__Your instructions__: Pictures stay out of the copy; restate everything else in the material exactly.

Data entries:
......
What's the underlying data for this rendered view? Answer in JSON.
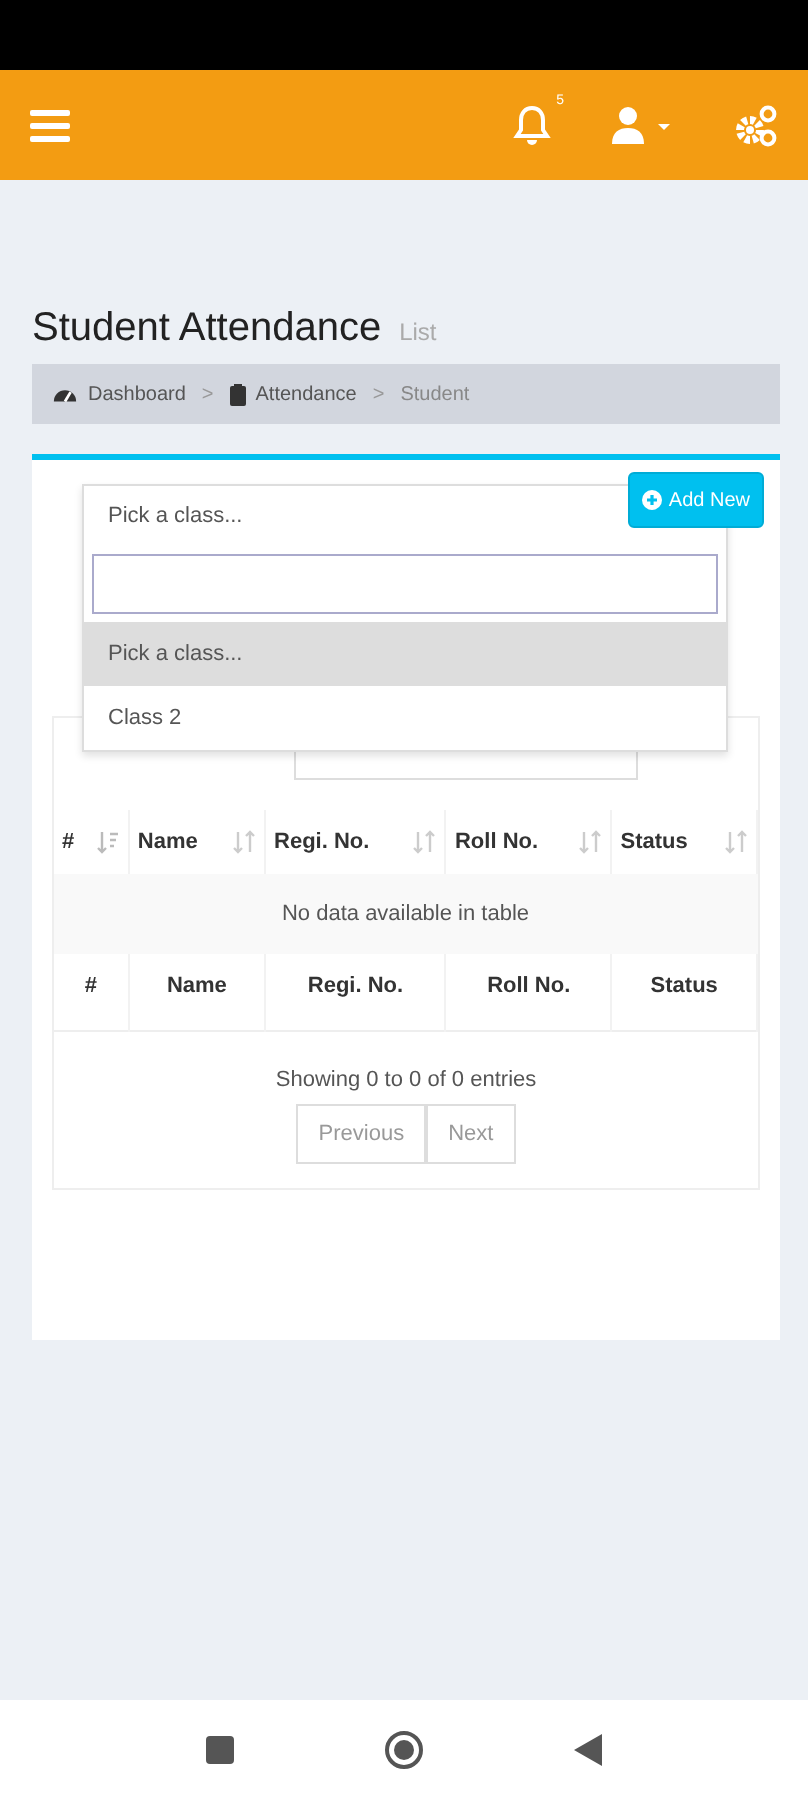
{
  "header": {
    "notification_count": "5"
  },
  "page": {
    "title": "Student Attendance",
    "subtitle": "List"
  },
  "breadcrumb": {
    "items": [
      "Dashboard",
      "Attendance",
      "Student"
    ],
    "separator": ">"
  },
  "class_select": {
    "value": "Pick a class...",
    "options": [
      {
        "label": "Pick a class...",
        "selected": true
      },
      {
        "label": "Class 2",
        "selected": false
      }
    ]
  },
  "add_button": "Add New",
  "table": {
    "columns": [
      {
        "label": "#",
        "sorted": true
      },
      {
        "label": "Name",
        "sorted": false
      },
      {
        "label": "Regi. No.",
        "sorted": false
      },
      {
        "label": "Roll No.",
        "sorted": false
      },
      {
        "label": "Status",
        "sorted": false
      }
    ],
    "empty_message": "No data available in table",
    "footer_columns": [
      "#",
      "Name",
      "Regi. No.",
      "Roll No.",
      "Status"
    ]
  },
  "info": "Showing 0 to 0 of 0 entries",
  "pagination": [
    "Previous",
    "Next"
  ]
}
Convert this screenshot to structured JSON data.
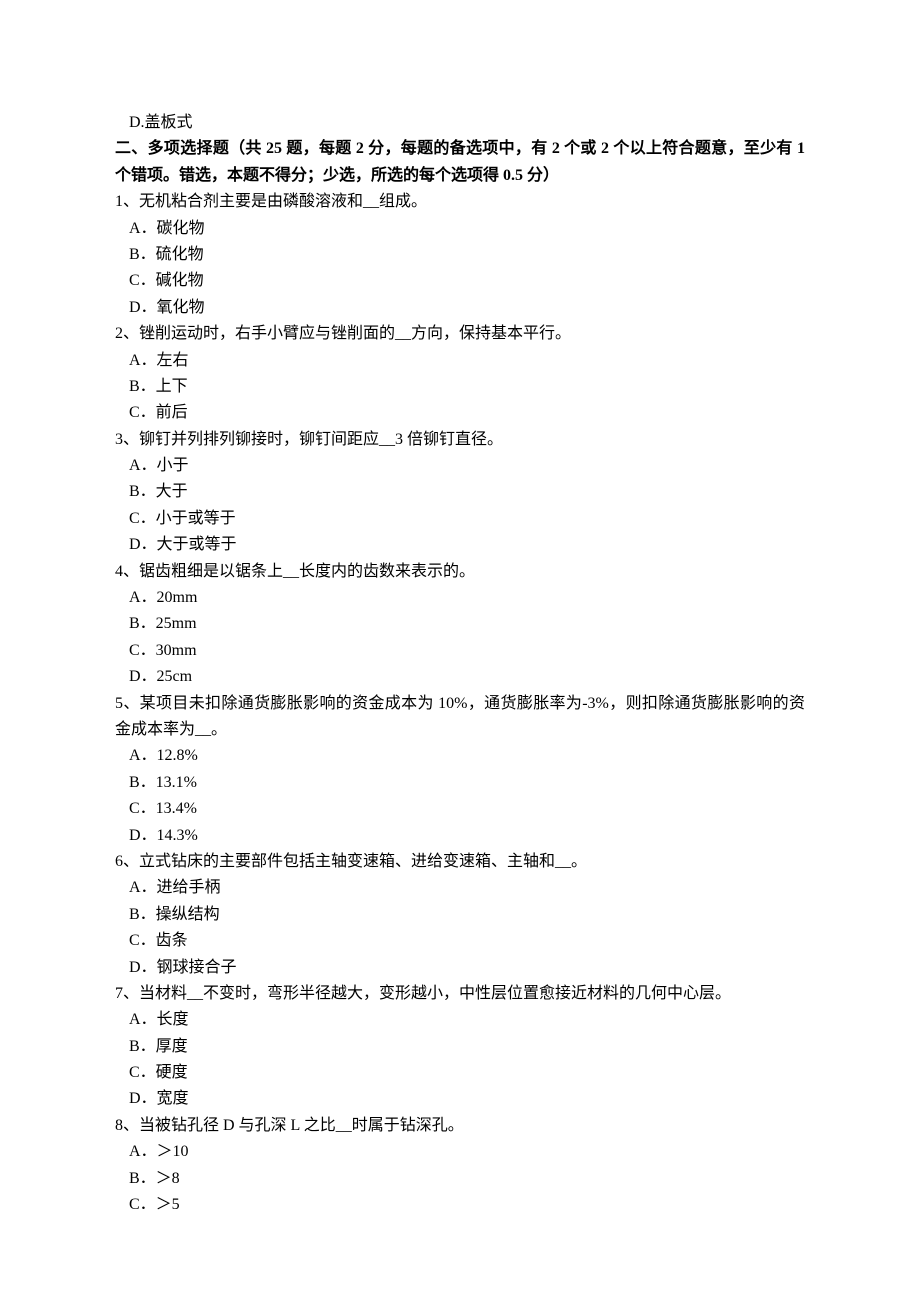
......
__Right answer__:
What's the underlying data for this rendered view? Answer in JSON.
{
  "header": {
    "notification_count": "5"
  },
  "page": {
    "title": "Student Attendance",
    "subtitle": "List"
  },
  "breadcrumb": {
    "items": [
      "Dashboard",
      "Attendance",
      "Student"
    ],
    "separator": ">"
  },
  "class_select": {
    "value": "Pick a class...",
    "options": [
      {
        "label": "Pick a class...",
        "selected": true
      },
      {
        "label": "Class 2",
        "selected": false
      }
    ]
  },
  "add_button": "Add New",
  "table": {
    "columns": [
      {
        "label": "#",
        "sorted": true
      },
      {
        "label": "Name",
        "sorted": false
      },
      {
        "label": "Regi. No.",
        "sorted": false
      },
      {
        "label": "Roll No.",
        "sorted": false
      },
      {
        "label": "Status",
        "sorted": false
      }
    ],
    "empty_message": "No data available in table",
    "footer_columns": [
      "#",
      "Name",
      "Regi. No.",
      "Roll No.",
      "Status"
    ]
  },
  "info": "Showing 0 to 0 of 0 entries",
  "pagination": [
    "Previous",
    "Next"
  ]
}
Convert this screenshot to structured JSON data.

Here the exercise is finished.